Directive: Seek out every line containing the word "marker", and copy each.

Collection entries
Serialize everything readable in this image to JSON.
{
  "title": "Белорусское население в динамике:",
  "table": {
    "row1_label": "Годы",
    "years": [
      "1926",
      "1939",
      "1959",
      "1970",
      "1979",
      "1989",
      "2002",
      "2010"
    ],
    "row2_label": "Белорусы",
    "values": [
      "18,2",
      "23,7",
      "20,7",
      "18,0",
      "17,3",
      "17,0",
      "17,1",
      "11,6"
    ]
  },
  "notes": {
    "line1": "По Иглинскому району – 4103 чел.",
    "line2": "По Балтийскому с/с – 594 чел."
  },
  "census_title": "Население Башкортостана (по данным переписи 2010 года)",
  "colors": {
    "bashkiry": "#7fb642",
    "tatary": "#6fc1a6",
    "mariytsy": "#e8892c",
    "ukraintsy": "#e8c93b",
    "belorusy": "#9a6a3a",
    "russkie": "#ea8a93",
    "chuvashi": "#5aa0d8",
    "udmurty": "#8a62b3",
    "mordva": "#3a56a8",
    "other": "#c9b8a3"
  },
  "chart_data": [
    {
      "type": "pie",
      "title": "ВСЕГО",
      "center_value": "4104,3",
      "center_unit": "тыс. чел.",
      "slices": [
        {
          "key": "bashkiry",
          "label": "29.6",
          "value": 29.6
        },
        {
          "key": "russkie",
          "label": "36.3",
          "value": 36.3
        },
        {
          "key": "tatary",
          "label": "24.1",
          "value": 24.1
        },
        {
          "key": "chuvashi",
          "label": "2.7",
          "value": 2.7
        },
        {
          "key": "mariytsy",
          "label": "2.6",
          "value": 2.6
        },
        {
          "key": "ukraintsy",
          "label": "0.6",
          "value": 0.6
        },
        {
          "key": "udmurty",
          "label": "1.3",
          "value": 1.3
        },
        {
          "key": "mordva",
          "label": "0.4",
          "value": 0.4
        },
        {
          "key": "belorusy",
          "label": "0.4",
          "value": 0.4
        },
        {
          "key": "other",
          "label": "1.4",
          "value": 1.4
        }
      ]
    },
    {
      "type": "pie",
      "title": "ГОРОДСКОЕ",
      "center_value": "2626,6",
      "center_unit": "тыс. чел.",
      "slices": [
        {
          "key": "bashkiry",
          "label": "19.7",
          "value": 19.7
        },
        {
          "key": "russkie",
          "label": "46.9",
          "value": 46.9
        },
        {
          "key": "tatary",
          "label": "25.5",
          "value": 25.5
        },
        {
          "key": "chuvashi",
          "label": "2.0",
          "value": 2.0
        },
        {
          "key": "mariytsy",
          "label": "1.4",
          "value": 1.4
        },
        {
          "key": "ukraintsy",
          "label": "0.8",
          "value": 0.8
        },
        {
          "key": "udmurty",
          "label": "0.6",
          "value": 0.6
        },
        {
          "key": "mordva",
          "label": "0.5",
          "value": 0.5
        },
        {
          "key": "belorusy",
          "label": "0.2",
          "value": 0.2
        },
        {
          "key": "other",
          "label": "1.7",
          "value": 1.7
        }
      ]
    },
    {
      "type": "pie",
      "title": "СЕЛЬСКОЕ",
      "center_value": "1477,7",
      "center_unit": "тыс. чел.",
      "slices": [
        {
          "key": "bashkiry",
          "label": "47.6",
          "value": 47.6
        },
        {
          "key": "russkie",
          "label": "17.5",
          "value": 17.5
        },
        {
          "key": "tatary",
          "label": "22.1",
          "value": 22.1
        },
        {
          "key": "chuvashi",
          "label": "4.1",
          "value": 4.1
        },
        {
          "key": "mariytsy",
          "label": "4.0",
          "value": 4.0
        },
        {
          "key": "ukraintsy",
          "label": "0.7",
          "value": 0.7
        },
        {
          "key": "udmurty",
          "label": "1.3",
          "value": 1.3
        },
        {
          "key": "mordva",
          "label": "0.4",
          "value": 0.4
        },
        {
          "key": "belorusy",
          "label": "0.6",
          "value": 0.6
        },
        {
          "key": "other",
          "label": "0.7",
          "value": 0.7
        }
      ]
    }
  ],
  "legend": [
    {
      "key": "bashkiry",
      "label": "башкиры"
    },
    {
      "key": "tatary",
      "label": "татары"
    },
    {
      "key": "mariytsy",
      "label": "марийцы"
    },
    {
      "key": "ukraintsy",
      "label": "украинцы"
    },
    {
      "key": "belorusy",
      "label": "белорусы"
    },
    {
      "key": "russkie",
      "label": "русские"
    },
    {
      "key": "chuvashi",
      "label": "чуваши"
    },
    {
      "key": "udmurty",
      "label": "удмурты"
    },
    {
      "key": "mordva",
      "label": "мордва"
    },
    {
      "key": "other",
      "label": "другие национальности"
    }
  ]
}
--
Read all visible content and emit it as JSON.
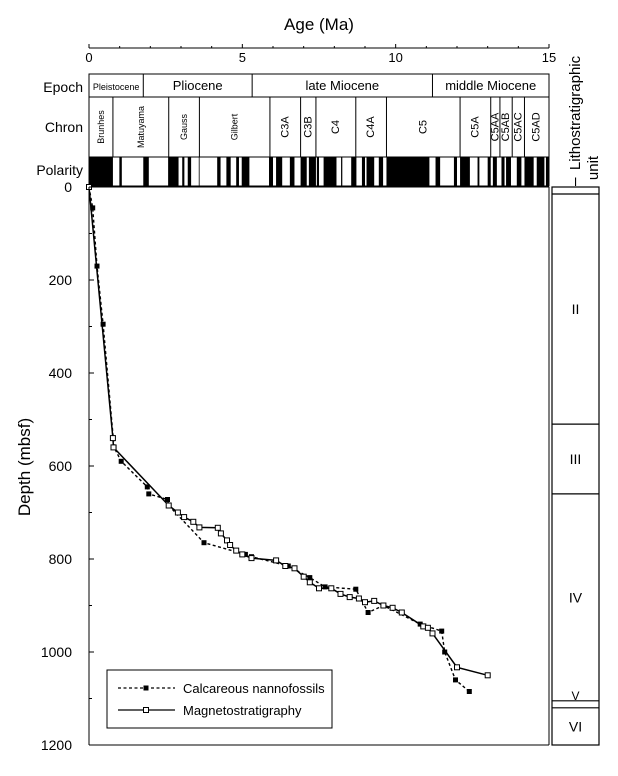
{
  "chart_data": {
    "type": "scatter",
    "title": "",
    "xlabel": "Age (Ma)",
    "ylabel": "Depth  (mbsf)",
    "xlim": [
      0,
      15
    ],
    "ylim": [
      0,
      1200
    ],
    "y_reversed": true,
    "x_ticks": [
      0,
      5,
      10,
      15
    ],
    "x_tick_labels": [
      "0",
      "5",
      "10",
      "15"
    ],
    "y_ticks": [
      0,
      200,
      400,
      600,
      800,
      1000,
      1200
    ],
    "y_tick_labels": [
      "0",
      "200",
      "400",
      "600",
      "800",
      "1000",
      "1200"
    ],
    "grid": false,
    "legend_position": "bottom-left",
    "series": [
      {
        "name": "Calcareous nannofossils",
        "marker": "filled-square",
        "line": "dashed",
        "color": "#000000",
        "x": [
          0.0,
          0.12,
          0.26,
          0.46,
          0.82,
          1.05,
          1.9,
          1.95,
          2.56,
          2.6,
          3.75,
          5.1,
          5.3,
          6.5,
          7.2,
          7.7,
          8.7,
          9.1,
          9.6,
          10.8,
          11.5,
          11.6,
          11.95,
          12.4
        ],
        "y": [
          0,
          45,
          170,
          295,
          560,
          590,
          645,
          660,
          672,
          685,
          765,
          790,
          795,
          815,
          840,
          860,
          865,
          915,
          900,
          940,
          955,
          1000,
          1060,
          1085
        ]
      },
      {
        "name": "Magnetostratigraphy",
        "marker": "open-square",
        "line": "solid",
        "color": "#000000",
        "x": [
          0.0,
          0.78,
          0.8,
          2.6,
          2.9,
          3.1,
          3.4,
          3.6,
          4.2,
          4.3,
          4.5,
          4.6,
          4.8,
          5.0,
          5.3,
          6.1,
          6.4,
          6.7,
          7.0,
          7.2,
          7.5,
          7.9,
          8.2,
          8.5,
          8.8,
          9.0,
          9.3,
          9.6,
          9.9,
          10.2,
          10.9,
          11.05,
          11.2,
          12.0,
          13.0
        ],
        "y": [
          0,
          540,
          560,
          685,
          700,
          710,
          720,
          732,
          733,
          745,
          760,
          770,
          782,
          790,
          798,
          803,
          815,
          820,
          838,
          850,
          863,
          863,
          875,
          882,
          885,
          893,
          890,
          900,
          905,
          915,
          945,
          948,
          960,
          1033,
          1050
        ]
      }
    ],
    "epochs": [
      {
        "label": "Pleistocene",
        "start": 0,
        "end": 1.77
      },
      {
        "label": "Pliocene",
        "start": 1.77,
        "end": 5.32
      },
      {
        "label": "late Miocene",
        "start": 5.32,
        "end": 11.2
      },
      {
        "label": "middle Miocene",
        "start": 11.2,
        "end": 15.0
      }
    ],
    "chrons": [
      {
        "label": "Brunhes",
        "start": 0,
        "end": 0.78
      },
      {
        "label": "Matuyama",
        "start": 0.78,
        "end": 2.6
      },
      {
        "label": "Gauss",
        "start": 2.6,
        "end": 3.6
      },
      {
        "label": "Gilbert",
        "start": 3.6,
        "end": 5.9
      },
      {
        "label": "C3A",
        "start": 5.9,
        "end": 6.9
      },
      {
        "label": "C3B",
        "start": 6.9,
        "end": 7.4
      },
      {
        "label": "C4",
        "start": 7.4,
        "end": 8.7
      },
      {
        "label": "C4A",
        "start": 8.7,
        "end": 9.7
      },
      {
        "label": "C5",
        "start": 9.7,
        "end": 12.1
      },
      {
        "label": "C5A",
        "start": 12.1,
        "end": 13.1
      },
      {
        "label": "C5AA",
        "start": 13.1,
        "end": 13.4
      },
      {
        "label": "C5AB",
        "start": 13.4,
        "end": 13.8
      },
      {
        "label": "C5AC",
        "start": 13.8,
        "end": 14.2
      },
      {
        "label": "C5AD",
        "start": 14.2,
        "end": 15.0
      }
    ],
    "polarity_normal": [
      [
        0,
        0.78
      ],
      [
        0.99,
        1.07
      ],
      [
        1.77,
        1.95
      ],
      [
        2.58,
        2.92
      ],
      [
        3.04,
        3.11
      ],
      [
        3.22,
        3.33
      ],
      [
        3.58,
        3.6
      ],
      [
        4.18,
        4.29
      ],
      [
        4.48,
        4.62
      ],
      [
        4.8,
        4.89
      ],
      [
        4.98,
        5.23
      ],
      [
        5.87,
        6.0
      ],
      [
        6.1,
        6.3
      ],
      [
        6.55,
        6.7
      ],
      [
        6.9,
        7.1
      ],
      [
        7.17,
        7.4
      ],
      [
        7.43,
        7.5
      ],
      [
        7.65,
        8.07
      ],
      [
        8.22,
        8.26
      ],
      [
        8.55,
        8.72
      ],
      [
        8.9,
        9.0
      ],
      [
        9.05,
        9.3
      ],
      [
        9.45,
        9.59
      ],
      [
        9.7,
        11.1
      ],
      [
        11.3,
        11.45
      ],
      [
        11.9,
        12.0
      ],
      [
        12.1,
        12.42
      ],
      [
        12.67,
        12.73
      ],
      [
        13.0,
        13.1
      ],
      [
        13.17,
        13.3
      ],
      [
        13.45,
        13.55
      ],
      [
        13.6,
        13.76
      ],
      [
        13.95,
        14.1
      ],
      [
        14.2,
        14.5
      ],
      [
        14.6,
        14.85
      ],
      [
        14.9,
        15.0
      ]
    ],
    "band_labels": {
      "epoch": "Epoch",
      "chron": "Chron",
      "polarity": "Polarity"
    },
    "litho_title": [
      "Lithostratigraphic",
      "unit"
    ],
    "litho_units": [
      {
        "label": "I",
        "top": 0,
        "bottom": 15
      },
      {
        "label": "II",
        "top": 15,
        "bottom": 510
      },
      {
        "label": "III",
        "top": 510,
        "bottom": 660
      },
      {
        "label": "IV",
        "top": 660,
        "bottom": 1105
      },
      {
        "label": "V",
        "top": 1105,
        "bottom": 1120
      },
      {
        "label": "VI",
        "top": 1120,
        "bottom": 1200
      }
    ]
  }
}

Full solution:
        "marker": "filled-square",
        "marker": "open-square",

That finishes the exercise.